● **REQUIRED WORK**
Return word for word the lines of the listing below, from its first line through the line containing "list-item-finland: 2. Finland: Finns", with both of those lines included.

----- EXTRACTED RECORDS

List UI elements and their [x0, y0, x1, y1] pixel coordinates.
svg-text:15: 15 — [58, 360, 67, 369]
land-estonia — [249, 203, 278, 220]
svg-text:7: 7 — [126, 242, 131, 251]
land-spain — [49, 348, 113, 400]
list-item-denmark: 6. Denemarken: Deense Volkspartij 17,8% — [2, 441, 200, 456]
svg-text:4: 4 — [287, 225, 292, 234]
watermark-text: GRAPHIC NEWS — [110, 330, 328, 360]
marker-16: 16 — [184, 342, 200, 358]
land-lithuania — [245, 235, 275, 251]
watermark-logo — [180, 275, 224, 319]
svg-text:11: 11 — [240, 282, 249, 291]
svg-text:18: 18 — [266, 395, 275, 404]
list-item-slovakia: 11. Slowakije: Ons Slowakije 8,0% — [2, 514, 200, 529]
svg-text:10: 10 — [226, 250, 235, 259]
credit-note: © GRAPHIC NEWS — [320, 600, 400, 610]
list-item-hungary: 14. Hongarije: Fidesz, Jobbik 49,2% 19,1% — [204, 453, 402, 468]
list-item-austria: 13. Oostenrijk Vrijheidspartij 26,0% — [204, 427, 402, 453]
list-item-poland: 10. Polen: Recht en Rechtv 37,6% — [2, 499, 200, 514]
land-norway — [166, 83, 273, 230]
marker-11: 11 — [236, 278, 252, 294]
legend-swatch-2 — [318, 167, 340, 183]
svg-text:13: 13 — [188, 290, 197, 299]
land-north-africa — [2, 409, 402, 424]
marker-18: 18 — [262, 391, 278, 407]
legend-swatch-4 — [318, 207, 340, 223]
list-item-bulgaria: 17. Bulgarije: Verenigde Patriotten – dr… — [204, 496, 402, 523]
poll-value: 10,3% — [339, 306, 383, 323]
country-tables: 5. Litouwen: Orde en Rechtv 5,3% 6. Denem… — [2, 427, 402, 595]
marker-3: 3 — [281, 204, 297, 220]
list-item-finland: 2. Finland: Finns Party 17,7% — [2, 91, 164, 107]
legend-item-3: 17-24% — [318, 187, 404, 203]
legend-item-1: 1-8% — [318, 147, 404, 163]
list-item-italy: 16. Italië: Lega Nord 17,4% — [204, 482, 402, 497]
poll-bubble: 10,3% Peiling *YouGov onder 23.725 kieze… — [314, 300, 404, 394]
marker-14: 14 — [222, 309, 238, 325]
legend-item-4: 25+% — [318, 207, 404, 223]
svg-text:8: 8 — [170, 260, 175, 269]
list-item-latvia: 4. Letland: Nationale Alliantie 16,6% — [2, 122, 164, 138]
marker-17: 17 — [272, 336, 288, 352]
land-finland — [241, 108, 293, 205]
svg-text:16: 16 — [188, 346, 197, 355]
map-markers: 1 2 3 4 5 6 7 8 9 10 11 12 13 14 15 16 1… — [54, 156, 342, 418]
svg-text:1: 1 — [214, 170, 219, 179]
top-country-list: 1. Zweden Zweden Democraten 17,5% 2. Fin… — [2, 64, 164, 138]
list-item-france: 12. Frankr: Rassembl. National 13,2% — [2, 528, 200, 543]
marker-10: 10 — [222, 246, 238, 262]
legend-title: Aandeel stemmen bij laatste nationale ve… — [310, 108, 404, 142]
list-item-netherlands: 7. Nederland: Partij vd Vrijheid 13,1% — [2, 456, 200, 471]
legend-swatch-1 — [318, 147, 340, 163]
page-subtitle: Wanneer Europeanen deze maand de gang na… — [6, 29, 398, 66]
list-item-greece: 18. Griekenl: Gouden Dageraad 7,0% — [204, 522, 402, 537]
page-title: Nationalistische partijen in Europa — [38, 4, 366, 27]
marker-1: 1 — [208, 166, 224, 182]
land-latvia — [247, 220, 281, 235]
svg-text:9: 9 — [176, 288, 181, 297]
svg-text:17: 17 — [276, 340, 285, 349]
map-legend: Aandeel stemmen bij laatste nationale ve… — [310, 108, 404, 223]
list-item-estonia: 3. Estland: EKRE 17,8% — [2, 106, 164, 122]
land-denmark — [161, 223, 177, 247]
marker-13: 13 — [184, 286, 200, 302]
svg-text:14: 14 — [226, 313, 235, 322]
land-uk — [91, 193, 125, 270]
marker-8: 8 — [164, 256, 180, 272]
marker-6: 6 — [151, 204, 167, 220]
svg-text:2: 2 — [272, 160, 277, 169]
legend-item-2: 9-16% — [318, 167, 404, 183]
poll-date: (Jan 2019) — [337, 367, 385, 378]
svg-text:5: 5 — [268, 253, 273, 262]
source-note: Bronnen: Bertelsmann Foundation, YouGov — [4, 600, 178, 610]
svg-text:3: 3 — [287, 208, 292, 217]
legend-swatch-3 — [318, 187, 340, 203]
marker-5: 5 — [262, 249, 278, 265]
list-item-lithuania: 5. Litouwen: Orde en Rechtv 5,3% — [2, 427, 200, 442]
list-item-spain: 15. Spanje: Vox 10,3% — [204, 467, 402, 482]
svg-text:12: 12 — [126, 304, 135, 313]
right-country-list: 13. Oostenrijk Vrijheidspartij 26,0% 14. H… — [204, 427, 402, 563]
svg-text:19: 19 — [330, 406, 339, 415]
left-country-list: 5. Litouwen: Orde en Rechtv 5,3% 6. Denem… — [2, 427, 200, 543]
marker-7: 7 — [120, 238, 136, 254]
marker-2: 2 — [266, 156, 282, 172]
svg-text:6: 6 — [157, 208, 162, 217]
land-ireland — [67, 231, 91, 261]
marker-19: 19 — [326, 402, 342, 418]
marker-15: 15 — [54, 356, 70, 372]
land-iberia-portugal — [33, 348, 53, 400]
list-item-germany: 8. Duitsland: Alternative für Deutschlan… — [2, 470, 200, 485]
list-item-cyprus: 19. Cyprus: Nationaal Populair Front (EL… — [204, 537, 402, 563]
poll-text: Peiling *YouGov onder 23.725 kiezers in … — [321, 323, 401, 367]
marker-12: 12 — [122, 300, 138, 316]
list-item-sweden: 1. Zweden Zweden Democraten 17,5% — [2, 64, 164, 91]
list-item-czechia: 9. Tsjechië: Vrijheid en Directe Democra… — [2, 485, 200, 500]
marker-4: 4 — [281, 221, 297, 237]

----------

● **WORKED SOLUTION**
List UI elements and their [x0, y0, x1, y1] pixel coordinates.
svg-text:15: 15 — [58, 360, 67, 369]
land-estonia — [249, 203, 278, 220]
svg-text:7: 7 — [126, 242, 131, 251]
land-spain — [49, 348, 113, 400]
list-item-denmark: 6. Denemarken: Deense Volkspartij 17,8% — [2, 441, 200, 456]
svg-text:4: 4 — [287, 225, 292, 234]
watermark-text: GRAPHIC NEWS — [110, 330, 328, 360]
marker-16: 16 — [184, 342, 200, 358]
land-lithuania — [245, 235, 275, 251]
watermark-logo — [180, 275, 224, 319]
svg-text:11: 11 — [240, 282, 249, 291]
svg-text:18: 18 — [266, 395, 275, 404]
list-item-slovakia: 11. Slowakije: Ons Slowakije 8,0% — [2, 514, 200, 529]
svg-text:10: 10 — [226, 250, 235, 259]
credit-note: © GRAPHIC NEWS — [320, 600, 400, 610]
list-item-hungary: 14. Hongarije: Fidesz, Jobbik 49,2% 19,1% — [204, 453, 402, 468]
list-item-austria: 13. Oostenrijk Vrijheidspartij 26,0% — [204, 427, 402, 453]
list-item-poland: 10. Polen: Recht en Rechtv 37,6% — [2, 499, 200, 514]
land-norway — [166, 83, 273, 230]
marker-11: 11 — [236, 278, 252, 294]
legend-swatch-2 — [318, 167, 340, 183]
svg-text:13: 13 — [188, 290, 197, 299]
land-north-africa — [2, 409, 402, 424]
marker-18: 18 — [262, 391, 278, 407]
legend-swatch-4 — [318, 207, 340, 223]
list-item-bulgaria: 17. Bulgarije: Verenigde Patriotten – dr… — [204, 496, 402, 523]
poll-value: 10,3% — [339, 306, 383, 323]
country-tables: 5. Litouwen: Orde en Rechtv 5,3% 6. Denem… — [2, 427, 402, 595]
marker-3: 3 — [281, 204, 297, 220]
list-item-finland: 2. Finland: Finns Party 17,7% — [2, 91, 164, 107]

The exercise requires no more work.